▸ **EXERCISE DIRECTIONS**: For each line that holds "wymagania", copy the line out.

※ ※ ※

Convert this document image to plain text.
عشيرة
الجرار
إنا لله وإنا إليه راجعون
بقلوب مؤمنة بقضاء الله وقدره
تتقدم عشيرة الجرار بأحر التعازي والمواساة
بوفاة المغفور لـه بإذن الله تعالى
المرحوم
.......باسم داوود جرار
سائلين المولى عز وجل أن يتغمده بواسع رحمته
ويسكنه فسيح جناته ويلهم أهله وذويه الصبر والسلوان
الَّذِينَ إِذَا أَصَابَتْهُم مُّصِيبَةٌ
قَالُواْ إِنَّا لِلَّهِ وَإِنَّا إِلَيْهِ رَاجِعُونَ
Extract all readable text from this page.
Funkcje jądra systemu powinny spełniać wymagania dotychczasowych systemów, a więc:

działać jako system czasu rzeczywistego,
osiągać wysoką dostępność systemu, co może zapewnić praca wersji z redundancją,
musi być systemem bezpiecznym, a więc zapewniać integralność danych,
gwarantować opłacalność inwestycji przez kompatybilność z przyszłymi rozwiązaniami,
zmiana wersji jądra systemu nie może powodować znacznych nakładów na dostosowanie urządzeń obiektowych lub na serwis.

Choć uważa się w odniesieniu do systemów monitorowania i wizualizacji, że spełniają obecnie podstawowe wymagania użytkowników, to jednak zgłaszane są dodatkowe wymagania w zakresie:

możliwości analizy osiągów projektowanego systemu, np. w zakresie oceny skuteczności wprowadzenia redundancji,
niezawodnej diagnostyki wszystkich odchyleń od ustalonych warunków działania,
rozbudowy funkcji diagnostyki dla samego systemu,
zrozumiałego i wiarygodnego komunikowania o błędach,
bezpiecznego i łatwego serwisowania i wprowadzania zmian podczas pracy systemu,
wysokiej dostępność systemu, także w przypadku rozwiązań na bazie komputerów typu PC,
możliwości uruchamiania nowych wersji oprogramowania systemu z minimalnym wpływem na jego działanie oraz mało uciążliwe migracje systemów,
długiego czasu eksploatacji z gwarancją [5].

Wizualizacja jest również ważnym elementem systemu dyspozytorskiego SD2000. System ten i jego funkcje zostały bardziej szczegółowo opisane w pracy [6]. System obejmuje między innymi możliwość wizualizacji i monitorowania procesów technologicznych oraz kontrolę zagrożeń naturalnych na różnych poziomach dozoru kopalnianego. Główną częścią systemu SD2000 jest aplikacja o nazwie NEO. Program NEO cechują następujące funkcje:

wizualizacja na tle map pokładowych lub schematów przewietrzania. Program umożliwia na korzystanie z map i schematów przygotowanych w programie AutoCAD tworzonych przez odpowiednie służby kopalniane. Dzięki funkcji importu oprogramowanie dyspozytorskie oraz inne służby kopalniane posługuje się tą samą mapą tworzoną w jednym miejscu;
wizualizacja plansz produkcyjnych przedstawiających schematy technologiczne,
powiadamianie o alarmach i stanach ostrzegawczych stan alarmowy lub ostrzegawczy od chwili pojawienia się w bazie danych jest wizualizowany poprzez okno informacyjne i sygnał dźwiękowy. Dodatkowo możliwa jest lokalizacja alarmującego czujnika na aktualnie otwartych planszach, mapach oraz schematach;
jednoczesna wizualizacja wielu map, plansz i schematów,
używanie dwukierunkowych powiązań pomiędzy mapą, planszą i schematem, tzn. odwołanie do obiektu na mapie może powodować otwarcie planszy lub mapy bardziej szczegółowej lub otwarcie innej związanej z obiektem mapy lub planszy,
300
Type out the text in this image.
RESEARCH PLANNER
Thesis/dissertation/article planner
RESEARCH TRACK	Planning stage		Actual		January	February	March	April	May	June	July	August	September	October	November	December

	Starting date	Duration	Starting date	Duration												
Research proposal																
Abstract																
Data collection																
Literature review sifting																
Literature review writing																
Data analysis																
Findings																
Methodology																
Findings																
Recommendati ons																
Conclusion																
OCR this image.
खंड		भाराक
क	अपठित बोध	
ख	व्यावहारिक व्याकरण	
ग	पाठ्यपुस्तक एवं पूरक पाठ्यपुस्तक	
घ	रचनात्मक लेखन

※ ※ ※

▸ **EXERCISE RESPONSE**:
Funkcje jądra systemu powinny spełniać wymagania dotychczasowych systemów, a więc:
Choć uważa się w odniesieniu do systemów monitorowania i wizualizacji, że spełniają obecnie podstawowe wymagania użytkowników, to jednak zgłaszane są dodatkowe wymagania w zakresie:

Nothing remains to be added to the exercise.